Objective -
What lines of the data hold the string "ylabel"? Pull each one out.

··· Available data

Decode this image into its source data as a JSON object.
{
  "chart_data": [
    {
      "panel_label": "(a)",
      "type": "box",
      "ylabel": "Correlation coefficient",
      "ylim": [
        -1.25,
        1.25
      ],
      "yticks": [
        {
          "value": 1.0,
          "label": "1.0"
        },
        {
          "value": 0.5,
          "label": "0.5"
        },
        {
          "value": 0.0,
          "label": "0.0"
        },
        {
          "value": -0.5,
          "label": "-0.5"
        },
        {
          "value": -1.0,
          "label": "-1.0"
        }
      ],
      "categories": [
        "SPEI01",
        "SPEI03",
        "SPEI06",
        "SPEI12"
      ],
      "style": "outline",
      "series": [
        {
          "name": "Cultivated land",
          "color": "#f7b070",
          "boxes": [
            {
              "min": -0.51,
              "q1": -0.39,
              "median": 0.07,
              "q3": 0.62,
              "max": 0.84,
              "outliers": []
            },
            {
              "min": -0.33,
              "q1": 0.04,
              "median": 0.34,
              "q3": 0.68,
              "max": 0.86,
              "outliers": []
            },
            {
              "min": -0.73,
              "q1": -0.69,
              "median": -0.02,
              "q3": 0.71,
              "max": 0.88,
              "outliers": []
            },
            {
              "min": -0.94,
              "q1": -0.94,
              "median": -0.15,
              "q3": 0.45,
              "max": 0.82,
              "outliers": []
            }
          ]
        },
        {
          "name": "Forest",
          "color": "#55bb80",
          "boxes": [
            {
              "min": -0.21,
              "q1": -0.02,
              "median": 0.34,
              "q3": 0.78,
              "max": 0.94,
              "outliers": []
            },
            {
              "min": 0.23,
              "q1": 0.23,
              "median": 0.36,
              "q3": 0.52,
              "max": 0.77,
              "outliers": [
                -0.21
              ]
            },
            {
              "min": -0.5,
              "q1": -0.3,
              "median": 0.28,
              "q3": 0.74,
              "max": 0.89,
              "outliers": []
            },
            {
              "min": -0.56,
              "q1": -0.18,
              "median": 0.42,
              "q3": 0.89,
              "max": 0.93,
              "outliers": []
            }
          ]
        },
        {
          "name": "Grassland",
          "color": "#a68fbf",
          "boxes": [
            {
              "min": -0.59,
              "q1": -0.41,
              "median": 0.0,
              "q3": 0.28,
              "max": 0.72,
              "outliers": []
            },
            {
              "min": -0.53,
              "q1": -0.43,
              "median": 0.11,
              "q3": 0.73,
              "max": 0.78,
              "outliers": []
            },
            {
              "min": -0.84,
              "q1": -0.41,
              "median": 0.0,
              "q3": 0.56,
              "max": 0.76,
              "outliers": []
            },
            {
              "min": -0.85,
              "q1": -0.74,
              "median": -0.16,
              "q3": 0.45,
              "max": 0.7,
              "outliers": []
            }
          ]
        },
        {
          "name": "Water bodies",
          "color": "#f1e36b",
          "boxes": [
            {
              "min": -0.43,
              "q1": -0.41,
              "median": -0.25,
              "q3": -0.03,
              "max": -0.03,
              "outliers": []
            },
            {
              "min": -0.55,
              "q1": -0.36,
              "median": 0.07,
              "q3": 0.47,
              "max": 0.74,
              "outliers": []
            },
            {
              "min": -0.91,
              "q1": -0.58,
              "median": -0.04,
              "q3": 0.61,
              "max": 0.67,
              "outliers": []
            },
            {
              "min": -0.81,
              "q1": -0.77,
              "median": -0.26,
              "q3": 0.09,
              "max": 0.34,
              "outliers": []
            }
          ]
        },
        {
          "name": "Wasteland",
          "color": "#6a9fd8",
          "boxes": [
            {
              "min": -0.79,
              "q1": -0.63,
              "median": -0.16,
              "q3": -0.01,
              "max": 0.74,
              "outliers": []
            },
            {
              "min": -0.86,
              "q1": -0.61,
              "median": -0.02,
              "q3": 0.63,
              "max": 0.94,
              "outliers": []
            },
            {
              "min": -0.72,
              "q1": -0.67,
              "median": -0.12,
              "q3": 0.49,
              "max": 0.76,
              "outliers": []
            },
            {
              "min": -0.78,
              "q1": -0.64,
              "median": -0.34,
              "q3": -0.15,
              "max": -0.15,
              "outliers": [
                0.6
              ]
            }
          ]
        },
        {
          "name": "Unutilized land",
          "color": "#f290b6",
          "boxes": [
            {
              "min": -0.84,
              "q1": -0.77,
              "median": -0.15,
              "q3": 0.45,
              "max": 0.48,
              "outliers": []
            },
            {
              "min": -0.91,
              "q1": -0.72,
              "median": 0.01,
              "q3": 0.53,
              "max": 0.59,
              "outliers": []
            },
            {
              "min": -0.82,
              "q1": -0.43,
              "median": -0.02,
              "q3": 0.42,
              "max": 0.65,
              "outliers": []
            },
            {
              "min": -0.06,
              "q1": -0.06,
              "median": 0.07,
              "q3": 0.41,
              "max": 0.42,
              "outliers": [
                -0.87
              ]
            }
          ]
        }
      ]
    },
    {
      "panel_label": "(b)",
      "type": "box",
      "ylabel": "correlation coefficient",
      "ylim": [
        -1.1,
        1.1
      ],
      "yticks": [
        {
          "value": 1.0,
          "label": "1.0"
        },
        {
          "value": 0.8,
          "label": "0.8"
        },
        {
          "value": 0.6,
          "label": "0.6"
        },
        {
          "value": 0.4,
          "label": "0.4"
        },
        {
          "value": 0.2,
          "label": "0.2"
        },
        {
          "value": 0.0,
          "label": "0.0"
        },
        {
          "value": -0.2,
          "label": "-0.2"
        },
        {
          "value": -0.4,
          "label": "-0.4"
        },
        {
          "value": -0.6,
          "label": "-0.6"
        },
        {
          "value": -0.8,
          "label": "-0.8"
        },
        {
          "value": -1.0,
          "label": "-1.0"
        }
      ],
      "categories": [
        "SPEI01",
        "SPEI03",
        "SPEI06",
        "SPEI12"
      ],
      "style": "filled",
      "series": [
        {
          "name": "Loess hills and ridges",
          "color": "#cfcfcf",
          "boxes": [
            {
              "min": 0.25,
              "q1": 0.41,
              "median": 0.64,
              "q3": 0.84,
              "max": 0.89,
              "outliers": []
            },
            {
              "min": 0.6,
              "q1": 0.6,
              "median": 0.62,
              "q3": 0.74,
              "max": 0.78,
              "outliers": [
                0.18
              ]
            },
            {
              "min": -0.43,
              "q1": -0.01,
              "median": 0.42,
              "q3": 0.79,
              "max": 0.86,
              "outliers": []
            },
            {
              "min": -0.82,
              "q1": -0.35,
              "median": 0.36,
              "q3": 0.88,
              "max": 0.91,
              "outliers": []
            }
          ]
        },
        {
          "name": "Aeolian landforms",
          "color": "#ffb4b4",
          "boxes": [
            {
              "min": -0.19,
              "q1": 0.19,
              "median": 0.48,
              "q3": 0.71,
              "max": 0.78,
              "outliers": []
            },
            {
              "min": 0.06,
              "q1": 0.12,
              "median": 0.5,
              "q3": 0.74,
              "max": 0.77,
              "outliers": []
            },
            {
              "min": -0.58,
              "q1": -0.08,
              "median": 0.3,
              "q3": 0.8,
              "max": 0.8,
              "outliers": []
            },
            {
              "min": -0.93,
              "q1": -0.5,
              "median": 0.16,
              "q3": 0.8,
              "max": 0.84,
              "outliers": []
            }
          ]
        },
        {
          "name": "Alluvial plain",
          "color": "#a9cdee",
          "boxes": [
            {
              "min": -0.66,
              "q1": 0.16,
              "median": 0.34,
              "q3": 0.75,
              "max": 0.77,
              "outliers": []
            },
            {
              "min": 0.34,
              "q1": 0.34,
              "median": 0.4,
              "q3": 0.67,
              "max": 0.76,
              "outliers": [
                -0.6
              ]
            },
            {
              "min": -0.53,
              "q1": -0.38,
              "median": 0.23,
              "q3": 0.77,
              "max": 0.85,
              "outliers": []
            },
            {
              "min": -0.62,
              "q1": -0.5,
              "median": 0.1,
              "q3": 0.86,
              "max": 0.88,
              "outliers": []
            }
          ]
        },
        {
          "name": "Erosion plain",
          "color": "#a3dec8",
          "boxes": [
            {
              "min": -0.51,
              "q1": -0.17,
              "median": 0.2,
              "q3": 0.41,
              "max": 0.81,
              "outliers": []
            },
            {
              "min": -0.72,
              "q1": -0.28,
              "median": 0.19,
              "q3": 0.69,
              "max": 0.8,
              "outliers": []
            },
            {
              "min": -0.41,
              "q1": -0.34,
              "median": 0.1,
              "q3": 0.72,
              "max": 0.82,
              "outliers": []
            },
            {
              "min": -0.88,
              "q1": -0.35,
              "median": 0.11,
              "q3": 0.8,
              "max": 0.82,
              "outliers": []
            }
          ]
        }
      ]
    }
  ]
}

······

The reply -
      "ylabel": "Correlation coefficient",
      "ylabel": "correlation coefficient",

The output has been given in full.